▶ _The task_
Tally the lines containing the word "length" and give the total alone.

━━━

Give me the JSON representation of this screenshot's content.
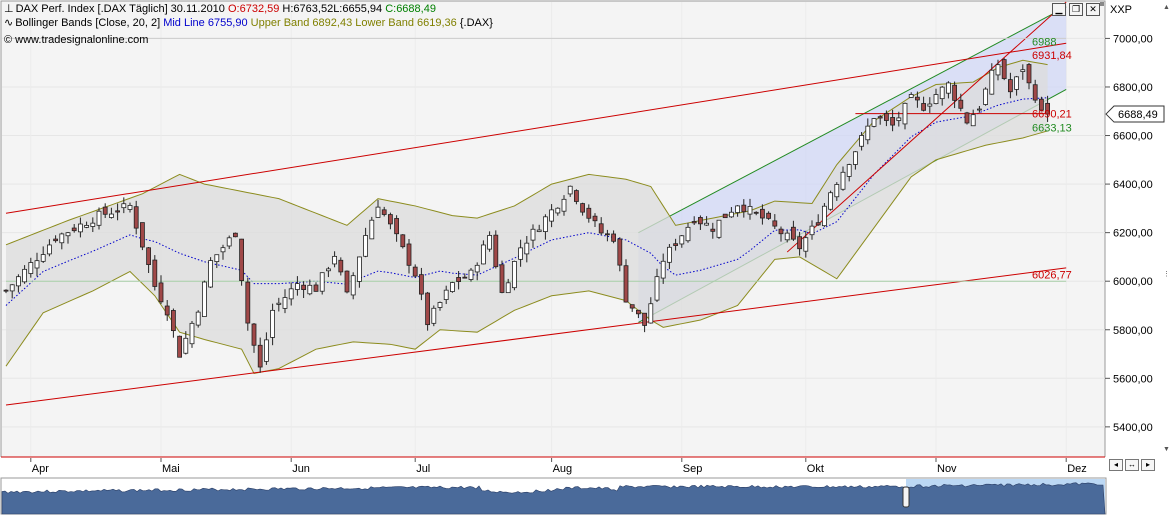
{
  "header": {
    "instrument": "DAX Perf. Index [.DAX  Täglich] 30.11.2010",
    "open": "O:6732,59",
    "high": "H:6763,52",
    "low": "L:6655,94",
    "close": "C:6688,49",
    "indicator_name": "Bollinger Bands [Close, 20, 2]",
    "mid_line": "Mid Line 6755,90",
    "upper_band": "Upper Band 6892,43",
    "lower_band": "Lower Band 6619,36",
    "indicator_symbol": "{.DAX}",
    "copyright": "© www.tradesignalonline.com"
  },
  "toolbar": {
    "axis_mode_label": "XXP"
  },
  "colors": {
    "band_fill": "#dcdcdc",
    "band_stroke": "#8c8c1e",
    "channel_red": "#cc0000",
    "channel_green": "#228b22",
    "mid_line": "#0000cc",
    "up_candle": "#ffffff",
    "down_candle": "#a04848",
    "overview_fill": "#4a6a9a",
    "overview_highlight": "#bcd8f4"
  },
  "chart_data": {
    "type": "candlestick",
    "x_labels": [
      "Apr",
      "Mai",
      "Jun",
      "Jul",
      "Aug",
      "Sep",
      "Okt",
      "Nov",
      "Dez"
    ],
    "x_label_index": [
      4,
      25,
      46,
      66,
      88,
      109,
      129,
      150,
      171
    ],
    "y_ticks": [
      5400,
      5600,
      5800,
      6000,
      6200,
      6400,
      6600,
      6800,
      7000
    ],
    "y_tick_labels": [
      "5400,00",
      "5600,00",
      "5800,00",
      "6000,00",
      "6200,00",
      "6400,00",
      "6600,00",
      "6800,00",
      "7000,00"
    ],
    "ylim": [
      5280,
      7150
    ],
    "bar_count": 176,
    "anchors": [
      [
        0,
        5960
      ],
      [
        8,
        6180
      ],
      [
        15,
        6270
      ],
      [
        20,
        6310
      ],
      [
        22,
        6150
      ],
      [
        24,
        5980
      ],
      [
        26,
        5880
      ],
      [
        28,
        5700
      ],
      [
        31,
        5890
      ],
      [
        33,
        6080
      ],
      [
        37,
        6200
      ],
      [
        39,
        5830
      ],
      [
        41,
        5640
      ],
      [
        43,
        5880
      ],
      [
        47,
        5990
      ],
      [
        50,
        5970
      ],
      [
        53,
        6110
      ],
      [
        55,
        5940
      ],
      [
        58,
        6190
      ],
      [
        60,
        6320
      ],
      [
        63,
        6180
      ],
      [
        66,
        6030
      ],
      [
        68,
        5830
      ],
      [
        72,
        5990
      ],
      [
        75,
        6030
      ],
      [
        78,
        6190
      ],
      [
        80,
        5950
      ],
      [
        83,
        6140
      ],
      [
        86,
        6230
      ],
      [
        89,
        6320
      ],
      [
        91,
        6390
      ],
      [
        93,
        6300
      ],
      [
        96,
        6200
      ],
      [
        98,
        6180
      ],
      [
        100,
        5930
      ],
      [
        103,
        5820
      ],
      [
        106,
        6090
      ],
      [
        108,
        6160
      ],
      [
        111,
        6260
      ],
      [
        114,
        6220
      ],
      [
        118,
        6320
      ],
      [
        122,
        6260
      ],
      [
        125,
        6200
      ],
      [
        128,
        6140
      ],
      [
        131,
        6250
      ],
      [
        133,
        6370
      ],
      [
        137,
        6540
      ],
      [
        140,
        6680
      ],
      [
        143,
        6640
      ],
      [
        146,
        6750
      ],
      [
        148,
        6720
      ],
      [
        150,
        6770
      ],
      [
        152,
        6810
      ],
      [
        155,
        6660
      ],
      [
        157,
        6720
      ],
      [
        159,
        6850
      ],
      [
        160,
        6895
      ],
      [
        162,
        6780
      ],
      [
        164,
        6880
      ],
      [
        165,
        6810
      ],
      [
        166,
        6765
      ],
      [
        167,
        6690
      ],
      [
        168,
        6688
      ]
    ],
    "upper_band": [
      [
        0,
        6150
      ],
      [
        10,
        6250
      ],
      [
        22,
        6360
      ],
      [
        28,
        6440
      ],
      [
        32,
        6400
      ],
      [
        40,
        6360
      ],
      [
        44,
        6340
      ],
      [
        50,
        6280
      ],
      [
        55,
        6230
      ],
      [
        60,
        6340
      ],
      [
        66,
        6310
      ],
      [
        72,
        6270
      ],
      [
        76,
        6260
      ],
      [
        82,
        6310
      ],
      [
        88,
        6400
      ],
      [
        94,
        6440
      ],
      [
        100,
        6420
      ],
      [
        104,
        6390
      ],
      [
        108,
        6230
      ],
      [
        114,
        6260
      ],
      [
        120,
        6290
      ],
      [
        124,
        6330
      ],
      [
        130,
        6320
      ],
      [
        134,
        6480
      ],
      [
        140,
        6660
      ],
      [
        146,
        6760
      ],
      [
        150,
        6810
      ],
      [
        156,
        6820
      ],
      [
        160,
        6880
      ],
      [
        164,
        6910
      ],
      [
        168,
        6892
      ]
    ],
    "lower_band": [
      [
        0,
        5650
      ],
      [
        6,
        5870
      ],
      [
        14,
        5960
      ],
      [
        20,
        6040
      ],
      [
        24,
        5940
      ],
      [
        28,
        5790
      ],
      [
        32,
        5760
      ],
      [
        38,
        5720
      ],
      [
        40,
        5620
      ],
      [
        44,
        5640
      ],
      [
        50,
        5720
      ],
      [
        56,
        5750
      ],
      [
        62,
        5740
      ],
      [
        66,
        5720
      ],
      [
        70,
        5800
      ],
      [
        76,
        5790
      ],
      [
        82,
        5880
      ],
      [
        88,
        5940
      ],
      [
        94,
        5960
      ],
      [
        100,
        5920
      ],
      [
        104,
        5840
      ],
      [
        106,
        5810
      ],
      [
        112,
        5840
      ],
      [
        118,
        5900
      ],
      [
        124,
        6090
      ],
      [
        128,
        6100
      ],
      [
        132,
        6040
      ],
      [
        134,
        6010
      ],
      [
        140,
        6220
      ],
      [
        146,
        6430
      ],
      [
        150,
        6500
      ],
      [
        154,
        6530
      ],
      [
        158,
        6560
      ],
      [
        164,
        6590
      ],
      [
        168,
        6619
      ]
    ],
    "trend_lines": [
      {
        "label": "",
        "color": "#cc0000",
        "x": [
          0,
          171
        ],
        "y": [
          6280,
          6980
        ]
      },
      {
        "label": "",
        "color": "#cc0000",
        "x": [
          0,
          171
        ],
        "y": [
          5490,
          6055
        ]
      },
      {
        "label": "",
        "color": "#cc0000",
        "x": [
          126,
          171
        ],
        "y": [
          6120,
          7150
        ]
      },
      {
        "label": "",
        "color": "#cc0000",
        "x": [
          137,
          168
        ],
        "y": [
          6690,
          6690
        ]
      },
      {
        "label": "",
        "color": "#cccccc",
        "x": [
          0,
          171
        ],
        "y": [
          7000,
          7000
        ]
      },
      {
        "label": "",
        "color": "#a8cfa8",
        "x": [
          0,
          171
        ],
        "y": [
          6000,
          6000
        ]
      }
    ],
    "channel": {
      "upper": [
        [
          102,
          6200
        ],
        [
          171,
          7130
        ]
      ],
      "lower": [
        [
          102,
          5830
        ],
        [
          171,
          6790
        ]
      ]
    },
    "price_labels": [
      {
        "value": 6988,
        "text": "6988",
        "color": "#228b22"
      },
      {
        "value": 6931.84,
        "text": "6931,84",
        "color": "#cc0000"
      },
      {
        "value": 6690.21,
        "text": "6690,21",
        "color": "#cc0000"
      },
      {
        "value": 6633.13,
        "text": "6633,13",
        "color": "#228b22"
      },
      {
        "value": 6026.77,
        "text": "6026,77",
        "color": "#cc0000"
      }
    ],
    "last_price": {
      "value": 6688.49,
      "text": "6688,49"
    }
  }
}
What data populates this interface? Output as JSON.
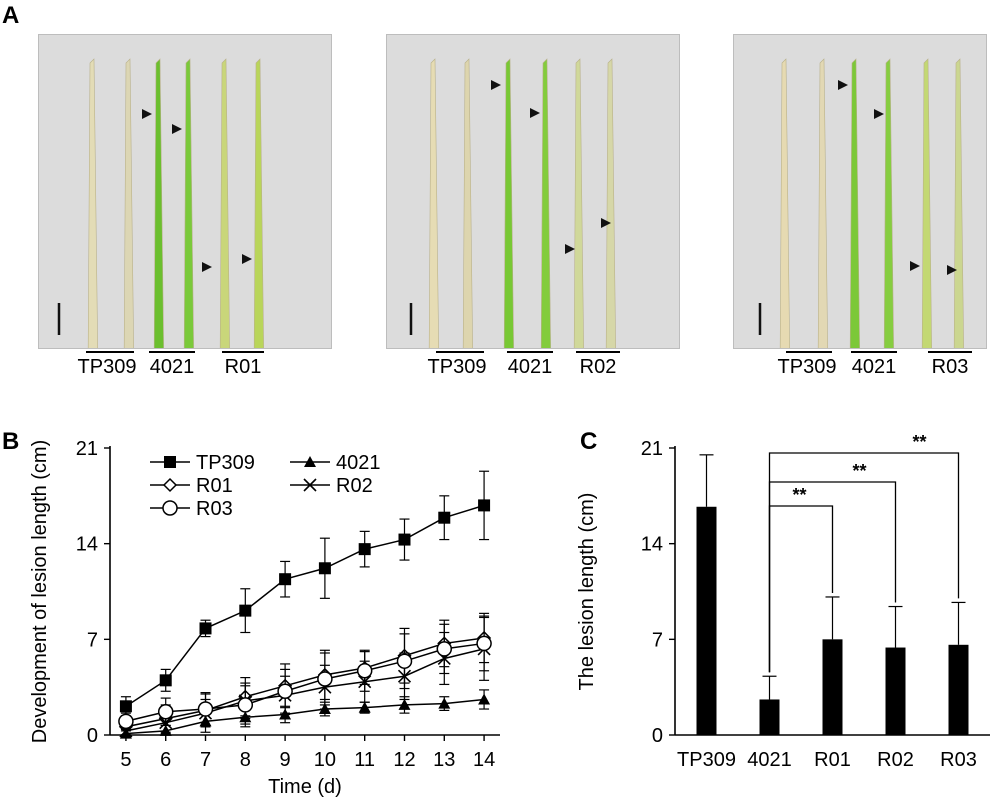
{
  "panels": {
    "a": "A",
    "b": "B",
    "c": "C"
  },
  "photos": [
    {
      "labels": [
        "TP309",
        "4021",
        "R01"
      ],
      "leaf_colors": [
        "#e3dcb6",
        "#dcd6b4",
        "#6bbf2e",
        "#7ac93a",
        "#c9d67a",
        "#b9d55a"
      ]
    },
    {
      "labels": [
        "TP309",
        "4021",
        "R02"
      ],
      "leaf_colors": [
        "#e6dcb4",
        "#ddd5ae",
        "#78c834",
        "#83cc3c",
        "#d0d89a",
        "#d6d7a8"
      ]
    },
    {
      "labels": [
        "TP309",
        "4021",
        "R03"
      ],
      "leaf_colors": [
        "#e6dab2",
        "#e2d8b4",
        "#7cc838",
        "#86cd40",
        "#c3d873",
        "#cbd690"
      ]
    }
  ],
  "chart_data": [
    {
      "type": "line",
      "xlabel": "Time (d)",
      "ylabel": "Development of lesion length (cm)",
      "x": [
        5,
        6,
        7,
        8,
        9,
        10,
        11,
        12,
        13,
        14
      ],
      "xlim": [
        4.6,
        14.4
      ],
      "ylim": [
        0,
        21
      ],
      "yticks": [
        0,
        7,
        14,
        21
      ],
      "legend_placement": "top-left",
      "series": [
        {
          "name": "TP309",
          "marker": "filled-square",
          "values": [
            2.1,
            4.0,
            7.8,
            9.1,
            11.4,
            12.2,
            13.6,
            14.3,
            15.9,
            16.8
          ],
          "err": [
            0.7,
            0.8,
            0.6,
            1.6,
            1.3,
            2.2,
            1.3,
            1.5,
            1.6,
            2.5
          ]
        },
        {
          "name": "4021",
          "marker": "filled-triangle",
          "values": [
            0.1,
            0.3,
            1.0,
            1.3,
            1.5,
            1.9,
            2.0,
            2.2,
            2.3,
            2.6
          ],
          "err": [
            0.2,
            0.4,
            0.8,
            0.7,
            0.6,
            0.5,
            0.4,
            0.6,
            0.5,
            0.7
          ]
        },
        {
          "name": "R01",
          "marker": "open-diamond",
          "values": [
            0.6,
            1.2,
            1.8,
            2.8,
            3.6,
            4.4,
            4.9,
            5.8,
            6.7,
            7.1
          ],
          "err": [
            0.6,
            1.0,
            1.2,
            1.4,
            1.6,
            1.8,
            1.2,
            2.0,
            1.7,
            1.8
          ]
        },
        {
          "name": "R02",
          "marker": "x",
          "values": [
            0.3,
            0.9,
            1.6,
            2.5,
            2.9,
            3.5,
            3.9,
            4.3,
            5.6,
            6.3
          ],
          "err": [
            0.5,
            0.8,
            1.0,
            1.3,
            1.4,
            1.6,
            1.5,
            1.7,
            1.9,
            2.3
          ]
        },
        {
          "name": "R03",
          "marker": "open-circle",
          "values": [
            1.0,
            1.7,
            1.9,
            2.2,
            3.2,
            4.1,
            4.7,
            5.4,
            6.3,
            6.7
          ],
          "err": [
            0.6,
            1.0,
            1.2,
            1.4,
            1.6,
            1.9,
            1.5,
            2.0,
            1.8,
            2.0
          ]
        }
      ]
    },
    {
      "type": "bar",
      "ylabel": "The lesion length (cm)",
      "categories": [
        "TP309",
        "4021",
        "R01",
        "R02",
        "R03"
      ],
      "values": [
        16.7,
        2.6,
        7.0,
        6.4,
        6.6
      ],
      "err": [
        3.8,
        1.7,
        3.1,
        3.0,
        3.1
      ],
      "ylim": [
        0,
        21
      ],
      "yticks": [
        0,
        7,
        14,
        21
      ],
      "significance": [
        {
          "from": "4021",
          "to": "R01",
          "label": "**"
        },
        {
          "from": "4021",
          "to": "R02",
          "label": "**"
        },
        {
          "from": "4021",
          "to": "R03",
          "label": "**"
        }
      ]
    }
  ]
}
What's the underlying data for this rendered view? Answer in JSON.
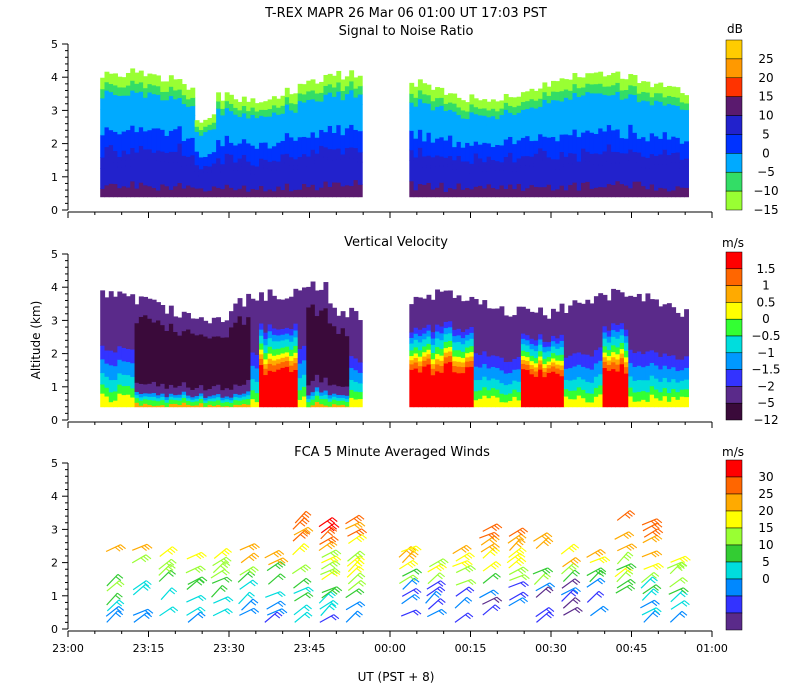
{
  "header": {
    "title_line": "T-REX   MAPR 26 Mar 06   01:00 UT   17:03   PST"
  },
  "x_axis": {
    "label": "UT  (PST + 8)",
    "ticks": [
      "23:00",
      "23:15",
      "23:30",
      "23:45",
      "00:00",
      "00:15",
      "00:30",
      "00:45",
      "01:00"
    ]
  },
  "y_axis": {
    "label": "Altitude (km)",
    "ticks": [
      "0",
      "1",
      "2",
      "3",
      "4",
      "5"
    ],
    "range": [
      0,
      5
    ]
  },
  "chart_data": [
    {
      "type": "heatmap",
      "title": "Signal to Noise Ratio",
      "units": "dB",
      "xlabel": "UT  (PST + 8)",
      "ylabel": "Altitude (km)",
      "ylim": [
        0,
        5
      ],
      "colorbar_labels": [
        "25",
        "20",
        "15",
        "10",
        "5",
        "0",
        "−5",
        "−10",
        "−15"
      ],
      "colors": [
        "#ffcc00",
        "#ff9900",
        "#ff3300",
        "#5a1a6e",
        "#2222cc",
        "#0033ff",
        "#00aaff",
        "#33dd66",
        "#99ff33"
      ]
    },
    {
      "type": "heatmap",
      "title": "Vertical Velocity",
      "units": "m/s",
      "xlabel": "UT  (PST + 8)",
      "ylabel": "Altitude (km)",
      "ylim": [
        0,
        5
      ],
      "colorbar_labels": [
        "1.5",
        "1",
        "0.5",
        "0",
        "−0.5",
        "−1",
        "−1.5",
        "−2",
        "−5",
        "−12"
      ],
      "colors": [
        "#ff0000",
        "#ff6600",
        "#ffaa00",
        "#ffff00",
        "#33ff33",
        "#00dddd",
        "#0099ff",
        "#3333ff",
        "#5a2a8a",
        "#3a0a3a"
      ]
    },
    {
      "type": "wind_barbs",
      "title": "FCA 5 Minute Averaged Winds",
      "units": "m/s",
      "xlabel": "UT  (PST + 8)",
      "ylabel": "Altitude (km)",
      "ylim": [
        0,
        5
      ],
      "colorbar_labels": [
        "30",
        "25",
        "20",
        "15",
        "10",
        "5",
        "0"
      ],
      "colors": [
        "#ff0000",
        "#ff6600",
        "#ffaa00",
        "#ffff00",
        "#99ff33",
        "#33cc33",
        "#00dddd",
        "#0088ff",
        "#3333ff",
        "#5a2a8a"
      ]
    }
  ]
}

━━━

▶ _Response for this exercise_
2